## Start GIVEN INFORMATION
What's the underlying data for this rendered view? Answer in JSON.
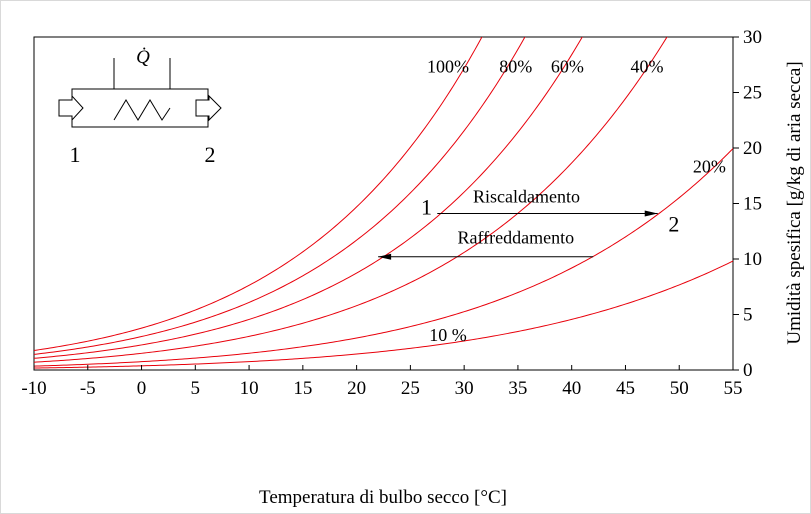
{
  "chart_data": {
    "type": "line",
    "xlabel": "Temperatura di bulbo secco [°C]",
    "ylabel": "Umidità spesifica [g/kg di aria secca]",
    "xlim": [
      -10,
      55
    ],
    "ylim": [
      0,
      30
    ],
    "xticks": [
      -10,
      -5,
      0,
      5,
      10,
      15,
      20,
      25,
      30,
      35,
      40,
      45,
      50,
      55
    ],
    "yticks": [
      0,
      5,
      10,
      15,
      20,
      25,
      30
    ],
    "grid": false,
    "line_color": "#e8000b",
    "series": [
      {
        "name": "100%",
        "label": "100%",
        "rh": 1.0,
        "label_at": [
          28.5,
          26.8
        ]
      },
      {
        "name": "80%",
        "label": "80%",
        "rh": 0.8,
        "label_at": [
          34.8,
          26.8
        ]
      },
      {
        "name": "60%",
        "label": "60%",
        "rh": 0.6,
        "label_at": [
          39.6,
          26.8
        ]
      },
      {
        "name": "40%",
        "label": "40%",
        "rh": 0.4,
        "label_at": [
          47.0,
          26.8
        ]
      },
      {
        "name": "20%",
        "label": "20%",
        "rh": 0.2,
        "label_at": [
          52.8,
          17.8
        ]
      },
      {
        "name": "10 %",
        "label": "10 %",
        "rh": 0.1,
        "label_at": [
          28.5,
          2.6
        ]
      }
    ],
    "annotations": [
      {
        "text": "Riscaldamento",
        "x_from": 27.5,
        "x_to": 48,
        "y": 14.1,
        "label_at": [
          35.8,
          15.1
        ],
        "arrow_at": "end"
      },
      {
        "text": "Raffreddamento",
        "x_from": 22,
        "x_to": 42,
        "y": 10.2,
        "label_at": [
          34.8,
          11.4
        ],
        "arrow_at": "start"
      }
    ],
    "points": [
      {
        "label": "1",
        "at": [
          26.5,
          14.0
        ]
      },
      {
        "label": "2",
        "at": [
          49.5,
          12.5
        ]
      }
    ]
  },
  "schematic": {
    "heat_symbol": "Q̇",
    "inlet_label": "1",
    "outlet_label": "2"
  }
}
## End GIVEN INFORMATION
## Start GIVEN INFORMATION
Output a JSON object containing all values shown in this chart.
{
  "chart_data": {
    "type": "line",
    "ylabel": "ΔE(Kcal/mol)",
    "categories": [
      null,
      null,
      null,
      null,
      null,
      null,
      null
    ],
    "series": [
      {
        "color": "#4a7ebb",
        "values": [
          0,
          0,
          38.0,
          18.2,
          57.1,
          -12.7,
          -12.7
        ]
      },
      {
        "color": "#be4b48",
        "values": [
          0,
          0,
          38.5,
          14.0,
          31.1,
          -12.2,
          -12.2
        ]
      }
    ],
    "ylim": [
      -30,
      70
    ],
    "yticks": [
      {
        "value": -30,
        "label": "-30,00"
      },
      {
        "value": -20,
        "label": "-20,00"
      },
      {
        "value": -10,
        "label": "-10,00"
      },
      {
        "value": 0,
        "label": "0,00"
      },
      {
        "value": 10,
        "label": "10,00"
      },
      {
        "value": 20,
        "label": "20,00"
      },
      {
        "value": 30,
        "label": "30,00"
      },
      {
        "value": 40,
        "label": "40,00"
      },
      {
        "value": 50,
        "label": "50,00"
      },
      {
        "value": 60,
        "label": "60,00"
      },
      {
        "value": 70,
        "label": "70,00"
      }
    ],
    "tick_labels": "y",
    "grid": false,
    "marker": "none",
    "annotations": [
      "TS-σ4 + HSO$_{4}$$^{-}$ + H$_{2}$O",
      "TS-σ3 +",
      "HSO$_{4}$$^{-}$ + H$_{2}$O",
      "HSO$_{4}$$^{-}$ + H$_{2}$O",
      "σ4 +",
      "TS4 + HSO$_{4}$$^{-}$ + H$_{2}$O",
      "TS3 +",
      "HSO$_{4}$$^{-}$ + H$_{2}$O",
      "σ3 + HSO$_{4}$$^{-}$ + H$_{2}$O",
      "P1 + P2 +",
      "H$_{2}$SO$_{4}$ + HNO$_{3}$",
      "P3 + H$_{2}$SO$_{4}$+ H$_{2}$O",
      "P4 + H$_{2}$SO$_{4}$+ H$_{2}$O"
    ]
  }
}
## End GIVEN INFORMATION
## EXERCISE
Read through the entries and copy each line in which "ylabel" appears.

## THE SOLUTION
    "ylabel": "Umidità spesifica [g/kg di aria secca]",
    "ylabel": "ΔE(Kcal/mol)",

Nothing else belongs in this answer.